**WRITTEN EXERCISE:**
Count every line that has "alarme" in it and give the total, nothing more.

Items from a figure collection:

======

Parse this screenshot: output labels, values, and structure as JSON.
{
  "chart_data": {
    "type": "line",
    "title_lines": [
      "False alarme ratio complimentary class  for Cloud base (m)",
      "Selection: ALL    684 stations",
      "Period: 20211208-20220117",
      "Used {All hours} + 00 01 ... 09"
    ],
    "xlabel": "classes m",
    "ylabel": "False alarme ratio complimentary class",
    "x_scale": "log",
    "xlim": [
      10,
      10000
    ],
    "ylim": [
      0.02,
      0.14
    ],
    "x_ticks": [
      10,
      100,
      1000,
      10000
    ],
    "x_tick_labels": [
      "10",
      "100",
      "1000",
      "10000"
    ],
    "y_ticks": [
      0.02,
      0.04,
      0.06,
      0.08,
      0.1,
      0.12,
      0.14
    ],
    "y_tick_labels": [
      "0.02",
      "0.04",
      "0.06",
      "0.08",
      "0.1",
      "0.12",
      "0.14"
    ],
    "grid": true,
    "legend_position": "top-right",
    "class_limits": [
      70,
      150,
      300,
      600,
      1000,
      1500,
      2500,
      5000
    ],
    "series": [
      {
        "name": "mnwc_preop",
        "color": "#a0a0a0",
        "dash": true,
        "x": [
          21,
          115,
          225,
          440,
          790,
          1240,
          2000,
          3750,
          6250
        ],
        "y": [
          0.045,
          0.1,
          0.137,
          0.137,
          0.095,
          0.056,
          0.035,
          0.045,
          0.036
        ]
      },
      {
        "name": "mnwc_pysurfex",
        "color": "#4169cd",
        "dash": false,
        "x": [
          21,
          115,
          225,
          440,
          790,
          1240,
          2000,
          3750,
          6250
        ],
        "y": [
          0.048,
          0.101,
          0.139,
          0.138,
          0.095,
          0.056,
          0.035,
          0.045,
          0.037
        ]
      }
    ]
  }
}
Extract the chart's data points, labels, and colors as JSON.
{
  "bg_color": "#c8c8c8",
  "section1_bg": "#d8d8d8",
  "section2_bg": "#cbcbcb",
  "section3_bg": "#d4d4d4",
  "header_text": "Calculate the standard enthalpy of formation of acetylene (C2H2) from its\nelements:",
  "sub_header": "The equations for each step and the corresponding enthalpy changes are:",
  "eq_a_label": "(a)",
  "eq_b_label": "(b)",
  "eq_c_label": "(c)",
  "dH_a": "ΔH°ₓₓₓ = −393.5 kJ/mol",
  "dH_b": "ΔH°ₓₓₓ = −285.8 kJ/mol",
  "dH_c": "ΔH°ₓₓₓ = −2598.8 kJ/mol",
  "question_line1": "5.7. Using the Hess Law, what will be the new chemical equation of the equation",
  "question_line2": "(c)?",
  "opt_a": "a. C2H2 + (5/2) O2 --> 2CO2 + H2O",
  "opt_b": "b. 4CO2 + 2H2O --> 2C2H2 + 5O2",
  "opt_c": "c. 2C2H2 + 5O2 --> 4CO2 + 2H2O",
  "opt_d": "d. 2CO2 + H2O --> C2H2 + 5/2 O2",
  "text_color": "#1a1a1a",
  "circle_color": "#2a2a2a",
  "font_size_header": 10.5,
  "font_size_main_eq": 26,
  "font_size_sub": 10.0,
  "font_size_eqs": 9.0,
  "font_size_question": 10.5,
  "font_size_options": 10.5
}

======

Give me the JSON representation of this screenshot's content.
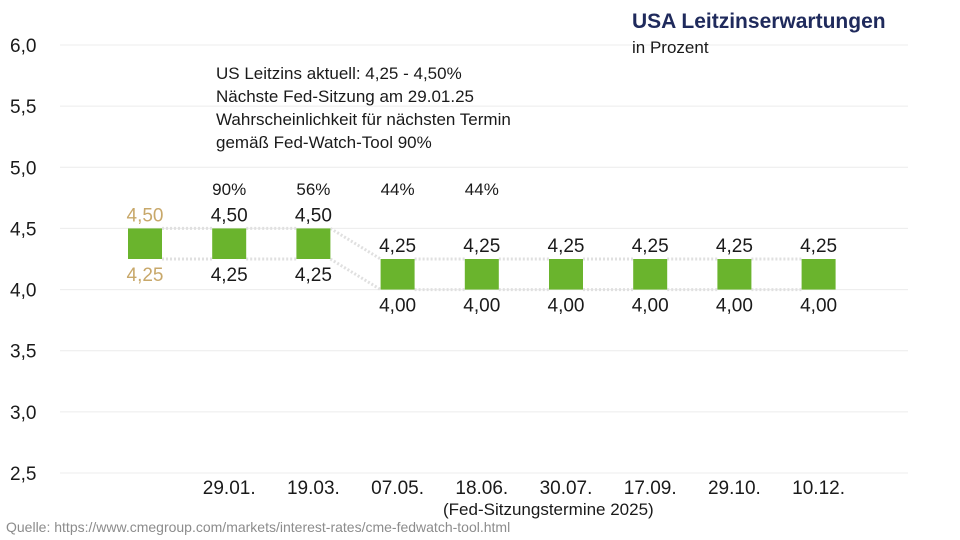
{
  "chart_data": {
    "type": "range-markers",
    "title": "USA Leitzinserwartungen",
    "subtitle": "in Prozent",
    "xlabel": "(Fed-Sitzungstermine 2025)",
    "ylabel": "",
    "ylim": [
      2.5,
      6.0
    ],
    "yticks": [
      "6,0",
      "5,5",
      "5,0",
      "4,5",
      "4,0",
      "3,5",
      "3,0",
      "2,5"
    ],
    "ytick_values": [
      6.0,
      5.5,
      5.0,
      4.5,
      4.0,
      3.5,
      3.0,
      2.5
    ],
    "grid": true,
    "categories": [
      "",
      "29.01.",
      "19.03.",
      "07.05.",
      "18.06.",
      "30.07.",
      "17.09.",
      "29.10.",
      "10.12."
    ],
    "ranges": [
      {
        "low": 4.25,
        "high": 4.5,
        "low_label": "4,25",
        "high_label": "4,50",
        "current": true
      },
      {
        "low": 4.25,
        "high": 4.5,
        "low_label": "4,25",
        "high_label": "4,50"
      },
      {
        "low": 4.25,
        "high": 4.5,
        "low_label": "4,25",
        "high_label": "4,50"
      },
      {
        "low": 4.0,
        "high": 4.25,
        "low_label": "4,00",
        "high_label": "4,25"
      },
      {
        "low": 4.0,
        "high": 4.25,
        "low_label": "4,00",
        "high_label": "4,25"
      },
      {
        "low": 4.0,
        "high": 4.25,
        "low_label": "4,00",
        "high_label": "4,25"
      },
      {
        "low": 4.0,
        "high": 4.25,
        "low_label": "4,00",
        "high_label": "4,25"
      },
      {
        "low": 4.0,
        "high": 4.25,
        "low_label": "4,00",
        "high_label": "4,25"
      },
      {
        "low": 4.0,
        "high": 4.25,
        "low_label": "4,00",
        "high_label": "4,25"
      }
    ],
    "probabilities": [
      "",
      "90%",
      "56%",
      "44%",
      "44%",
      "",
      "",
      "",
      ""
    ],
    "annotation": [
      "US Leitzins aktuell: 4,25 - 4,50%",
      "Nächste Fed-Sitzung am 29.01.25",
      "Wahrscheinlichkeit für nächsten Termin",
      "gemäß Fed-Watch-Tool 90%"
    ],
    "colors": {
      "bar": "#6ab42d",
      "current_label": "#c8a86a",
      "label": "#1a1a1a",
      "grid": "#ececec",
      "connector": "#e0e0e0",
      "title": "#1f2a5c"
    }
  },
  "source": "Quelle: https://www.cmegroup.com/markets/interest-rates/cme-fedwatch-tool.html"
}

======

**WRITTEN REPLY:**
2